Entries:
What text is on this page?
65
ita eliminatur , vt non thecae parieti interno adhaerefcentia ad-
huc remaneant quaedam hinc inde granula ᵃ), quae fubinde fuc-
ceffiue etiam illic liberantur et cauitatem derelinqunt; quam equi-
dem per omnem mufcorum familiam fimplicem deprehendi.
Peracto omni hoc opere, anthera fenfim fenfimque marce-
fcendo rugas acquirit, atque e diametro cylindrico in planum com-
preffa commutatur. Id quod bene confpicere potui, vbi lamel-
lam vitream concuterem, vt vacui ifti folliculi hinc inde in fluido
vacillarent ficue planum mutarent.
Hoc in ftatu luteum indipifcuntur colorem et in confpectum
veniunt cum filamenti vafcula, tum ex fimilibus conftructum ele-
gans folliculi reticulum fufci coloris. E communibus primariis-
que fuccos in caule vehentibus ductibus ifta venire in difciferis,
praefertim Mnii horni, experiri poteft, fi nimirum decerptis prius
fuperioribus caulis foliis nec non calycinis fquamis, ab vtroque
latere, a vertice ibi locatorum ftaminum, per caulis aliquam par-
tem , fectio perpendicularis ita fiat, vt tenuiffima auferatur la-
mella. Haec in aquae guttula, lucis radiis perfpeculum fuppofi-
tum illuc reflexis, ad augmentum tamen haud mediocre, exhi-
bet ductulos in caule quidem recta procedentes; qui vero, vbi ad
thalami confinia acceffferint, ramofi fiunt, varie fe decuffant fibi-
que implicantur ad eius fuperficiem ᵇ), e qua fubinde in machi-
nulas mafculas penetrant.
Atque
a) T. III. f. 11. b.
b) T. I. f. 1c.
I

Request: Copy every line that includes the string "folliculi" from the material above.

Task output:
lam vitream concuterem, vt vacui ifti folliculi hinc inde in fluido
gans folliculi reticulum fufci coloris. E communibus primariis-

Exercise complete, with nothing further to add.